* _TASK OBJECTIVE_
Can you write out the whole listing exactly?

* _DATA SUPPLIED_
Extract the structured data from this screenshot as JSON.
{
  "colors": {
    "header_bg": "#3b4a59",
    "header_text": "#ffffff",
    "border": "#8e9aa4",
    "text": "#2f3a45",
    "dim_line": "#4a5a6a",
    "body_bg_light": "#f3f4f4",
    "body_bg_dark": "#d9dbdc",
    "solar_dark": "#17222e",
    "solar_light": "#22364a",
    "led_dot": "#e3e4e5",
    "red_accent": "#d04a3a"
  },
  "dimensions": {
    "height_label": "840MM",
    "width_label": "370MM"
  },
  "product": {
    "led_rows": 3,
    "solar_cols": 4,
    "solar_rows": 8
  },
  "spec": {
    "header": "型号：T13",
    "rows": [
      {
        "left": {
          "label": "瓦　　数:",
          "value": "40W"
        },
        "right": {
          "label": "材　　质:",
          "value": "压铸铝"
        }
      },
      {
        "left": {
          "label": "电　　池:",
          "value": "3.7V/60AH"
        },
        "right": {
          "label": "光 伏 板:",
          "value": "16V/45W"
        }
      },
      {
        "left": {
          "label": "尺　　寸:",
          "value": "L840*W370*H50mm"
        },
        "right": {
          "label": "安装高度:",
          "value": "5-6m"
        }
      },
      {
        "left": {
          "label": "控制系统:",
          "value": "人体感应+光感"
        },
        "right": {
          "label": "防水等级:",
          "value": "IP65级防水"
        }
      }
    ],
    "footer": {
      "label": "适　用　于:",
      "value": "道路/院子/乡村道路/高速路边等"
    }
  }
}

* _RESULT_
Extract the structured data from this screenshot as JSON.
{
  "colors": {
    "header_bg": "#3b4a59",
    "header_text": "#ffffff",
    "border": "#8e9aa4",
    "text": "#2f3a45",
    "dim_line": "#4a5a6a",
    "body_bg_light": "#f3f4f4",
    "body_bg_dark": "#d9dbdc",
    "solar_dark": "#17222e",
    "solar_light": "#22364a",
    "led_dot": "#e3e4e5",
    "red_accent": "#d04a3a"
  },
  "dimensions": {
    "height_label": "840MM",
    "width_label": "370MM"
  },
  "product": {
    "led_rows": 3,
    "solar_cols": 4,
    "solar_rows": 8
  },
  "spec": {
    "header": "型号：T13",
    "rows": [
      {
        "left": {
          "label": "瓦　　数:",
          "value": "40W"
        },
        "right": {
          "label": "材　　质:",
          "value": "压铸铝"
        }
      },
      {
        "left": {
          "label": "电　　池:",
          "value": "3.7V/60AH"
        },
        "right": {
          "label": "光 伏 板:",
          "value": "16V/45W"
        }
      },
      {
        "left": {
          "label": "尺　　寸:",
          "value": "L840*W370*H50mm"
        },
        "right": {
          "label": "安装高度:",
          "value": "5-6m"
        }
      },
      {
        "left": {
          "label": "控制系统:",
          "value": "人体感应+光感"
        },
        "right": {
          "label": "防水等级:",
          "value": "IP65级防水"
        }
      }
    ],
    "footer": {
      "label": "适　用　于:",
      "value": "道路/院子/乡村道路/高速路边等"
    }
  }
}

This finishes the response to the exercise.